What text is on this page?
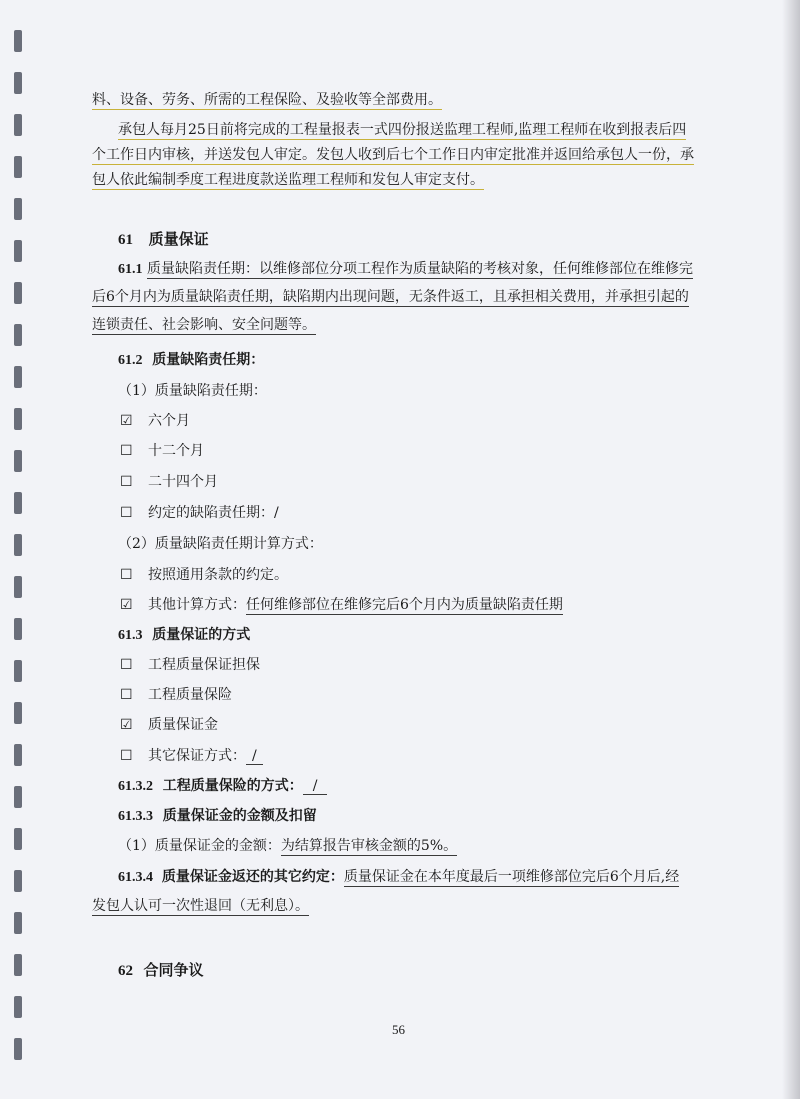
料、设备、劳务、所需的工程保险、及验收等全部费用。
承包人每月25日前将完成的工程量报表一式四份报送监理工程师,监理工程师在收到报表后四
个工作日内审核，并送发包人审定。发包人收到后七个工作日内审定批准并返回给承包人一份，承
包人依此编制季度工程进度款送监理工程师和发包人审定支付。
61 质量保证
61.1 质量缺陷责任期：以维修部位分项工程作为质量缺陷的考核对象，任何维修部位在维修完
后6个月内为质量缺陷责任期，缺陷期内出现问题，无条件返工，且承担相关费用，并承担引起的
连锁责任、社会影响、安全问题等。
61.2 质量缺陷责任期：
（1）质量缺陷责任期：
☑ 六个月
☐ 十二个月
☐ 二十四个月
☐ 约定的缺陷责任期：/
（2）质量缺陷责任期计算方式：
☐ 按照通用条款的约定。
☑ 其他计算方式：任何维修部位在维修完后6个月内为质量缺陷责任期
61.3 质量保证的方式
☐ 工程质量保证担保
☐ 工程质量保险
☑ 质量保证金
☐ 其它保证方式： /
61.3.2 工程质量保险的方式： /
61.3.3 质量保证金的金额及扣留
（1）质量保证金的金额：为结算报告审核金额的5%。
61.3.4 质量保证金返还的其它约定：质量保证金在本年度最后一项维修部位完后6个月后,经
发包人认可一次性退回（无利息）。
62 合同争议
56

:::::

- _Short task_: Working from the material above, transcribe it exactly while omitting pictures.

- _Final answer_:
What text is on this page?
料、设备、劳务、所需的工程保险、及验收等全部费用。
承包人每月25日前将完成的工程量报表一式四份报送监理工程师,监理工程师在收到报表后四
个工作日内审核，并送发包人审定。发包人收到后七个工作日内审定批准并返回给承包人一份，承
包人依此编制季度工程进度款送监理工程师和发包人审定支付。
61 质量保证
61.1 质量缺陷责任期：以维修部位分项工程作为质量缺陷的考核对象，任何维修部位在维修完
后6个月内为质量缺陷责任期，缺陷期内出现问题，无条件返工，且承担相关费用，并承担引起的
连锁责任、社会影响、安全问题等。
61.2 质量缺陷责任期：
（1）质量缺陷责任期：
☑ 六个月
☐ 十二个月
☐ 二十四个月
☐ 约定的缺陷责任期：/
（2）质量缺陷责任期计算方式：
☐ 按照通用条款的约定。
☑ 其他计算方式：任何维修部位在维修完后6个月内为质量缺陷责任期
61.3 质量保证的方式
☐ 工程质量保证担保
☐ 工程质量保险
☑ 质量保证金
☐ 其它保证方式： /
61.3.2 工程质量保险的方式： /
61.3.3 质量保证金的金额及扣留
（1）质量保证金的金额：为结算报告审核金额的5%。
61.3.4 质量保证金返还的其它约定：质量保证金在本年度最后一项维修部位完后6个月后,经
发包人认可一次性退回（无利息）。
62 合同争议
56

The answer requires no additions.